| AIM |
List each line of the data that holds the word "comparison".

··· RECORDS FOR THE EXERCISE ···

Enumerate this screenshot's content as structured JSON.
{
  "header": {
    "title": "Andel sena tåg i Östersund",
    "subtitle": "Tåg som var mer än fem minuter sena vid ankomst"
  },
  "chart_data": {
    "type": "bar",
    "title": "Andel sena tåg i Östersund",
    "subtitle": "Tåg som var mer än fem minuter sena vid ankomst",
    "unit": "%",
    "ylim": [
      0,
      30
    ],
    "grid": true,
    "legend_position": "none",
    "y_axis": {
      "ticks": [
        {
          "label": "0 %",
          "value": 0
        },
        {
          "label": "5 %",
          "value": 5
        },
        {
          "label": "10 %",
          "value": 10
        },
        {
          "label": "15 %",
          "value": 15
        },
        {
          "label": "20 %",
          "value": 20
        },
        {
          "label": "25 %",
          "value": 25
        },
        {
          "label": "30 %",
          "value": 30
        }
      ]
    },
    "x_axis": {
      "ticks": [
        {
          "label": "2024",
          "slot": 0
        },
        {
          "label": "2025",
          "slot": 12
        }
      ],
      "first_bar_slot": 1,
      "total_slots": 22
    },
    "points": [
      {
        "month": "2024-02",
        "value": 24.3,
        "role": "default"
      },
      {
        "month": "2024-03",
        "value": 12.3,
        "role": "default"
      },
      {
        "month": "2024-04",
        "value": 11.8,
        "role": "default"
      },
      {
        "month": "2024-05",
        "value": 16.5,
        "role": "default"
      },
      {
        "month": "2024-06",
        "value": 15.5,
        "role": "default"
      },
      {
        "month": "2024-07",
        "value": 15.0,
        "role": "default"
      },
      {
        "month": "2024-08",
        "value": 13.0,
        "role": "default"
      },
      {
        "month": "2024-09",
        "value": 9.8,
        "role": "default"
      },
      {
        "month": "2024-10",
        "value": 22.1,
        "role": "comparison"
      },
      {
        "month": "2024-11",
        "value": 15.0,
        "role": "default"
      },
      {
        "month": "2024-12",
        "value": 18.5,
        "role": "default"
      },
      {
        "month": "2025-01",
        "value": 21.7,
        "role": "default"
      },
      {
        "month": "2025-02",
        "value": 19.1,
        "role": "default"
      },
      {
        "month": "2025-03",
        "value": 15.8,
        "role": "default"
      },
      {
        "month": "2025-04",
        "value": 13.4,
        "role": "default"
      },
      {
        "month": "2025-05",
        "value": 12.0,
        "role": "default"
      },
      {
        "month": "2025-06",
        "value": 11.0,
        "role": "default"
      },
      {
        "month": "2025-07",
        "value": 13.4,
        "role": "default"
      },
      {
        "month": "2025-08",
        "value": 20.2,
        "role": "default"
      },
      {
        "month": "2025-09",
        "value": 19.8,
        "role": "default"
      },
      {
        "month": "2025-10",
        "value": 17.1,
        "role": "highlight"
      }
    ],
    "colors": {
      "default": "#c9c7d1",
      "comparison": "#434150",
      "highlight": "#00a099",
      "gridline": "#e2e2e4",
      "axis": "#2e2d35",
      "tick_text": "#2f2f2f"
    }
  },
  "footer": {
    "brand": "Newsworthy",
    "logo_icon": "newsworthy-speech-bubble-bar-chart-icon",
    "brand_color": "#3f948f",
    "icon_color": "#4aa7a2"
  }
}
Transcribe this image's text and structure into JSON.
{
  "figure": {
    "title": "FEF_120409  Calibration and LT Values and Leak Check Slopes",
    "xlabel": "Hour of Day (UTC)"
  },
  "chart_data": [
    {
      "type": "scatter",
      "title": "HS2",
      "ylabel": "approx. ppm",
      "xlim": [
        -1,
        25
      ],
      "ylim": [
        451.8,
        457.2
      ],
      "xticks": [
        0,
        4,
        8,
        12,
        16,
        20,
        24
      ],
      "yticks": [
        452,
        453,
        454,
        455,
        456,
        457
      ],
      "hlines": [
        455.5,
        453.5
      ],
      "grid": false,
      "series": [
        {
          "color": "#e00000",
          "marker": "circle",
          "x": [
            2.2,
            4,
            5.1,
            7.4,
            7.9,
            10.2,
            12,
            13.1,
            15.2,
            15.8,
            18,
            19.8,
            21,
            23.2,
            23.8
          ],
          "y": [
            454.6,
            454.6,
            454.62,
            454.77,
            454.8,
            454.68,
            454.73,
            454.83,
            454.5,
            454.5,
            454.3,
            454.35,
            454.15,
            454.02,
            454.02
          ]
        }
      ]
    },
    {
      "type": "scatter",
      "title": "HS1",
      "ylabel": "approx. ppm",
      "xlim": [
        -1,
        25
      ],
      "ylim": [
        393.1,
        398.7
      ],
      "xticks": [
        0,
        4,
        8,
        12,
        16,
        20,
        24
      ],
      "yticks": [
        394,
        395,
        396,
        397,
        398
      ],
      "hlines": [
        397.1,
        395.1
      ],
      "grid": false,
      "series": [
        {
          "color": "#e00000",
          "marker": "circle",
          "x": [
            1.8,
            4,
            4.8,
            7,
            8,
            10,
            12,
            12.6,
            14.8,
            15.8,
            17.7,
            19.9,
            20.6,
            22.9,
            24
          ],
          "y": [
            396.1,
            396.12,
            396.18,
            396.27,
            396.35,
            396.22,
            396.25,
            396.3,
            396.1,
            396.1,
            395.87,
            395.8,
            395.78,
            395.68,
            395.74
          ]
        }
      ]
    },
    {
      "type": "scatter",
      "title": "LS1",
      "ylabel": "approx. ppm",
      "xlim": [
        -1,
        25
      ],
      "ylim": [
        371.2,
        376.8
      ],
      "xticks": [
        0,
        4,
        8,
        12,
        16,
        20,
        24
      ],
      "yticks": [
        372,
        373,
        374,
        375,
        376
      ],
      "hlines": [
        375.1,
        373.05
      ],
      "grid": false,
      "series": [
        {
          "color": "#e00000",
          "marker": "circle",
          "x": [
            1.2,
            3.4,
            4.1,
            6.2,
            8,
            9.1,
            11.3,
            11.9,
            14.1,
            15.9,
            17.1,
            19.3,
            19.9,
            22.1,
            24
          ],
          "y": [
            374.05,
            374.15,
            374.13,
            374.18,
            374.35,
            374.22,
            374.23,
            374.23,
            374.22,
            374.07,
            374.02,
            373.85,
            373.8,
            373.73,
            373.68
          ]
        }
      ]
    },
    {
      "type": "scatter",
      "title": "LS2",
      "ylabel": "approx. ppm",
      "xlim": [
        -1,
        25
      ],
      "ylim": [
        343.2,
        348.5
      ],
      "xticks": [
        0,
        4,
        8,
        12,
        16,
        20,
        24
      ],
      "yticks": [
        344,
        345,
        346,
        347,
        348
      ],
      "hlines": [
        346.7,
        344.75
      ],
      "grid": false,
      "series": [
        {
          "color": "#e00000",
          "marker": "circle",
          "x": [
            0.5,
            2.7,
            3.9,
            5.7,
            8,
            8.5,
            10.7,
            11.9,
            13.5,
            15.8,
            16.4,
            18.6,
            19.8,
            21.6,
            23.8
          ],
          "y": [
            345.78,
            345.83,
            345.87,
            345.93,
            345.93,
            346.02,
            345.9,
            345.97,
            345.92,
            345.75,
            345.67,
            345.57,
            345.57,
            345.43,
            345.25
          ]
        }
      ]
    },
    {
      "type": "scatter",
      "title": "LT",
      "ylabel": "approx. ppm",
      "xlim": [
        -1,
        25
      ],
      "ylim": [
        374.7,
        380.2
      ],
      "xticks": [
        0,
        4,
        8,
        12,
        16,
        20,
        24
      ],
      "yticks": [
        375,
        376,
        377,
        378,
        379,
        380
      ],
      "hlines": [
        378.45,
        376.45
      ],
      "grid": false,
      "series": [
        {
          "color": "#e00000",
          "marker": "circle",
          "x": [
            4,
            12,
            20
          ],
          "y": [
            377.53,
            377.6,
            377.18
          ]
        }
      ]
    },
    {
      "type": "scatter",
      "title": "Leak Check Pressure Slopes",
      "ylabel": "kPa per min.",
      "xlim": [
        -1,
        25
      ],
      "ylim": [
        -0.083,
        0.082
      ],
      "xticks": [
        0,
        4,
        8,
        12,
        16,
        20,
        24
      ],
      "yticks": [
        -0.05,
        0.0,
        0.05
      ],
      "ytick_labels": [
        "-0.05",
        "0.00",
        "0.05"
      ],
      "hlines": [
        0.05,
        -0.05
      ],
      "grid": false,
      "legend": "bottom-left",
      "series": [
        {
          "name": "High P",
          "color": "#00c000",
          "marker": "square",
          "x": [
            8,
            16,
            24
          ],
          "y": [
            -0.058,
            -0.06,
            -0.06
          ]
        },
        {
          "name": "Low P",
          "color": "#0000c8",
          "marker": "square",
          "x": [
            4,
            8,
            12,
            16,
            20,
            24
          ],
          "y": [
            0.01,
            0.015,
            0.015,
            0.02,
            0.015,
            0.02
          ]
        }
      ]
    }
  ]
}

···

| EXERCISE RESPONSE |
        "role": "comparison"
      "comparison": "#434150",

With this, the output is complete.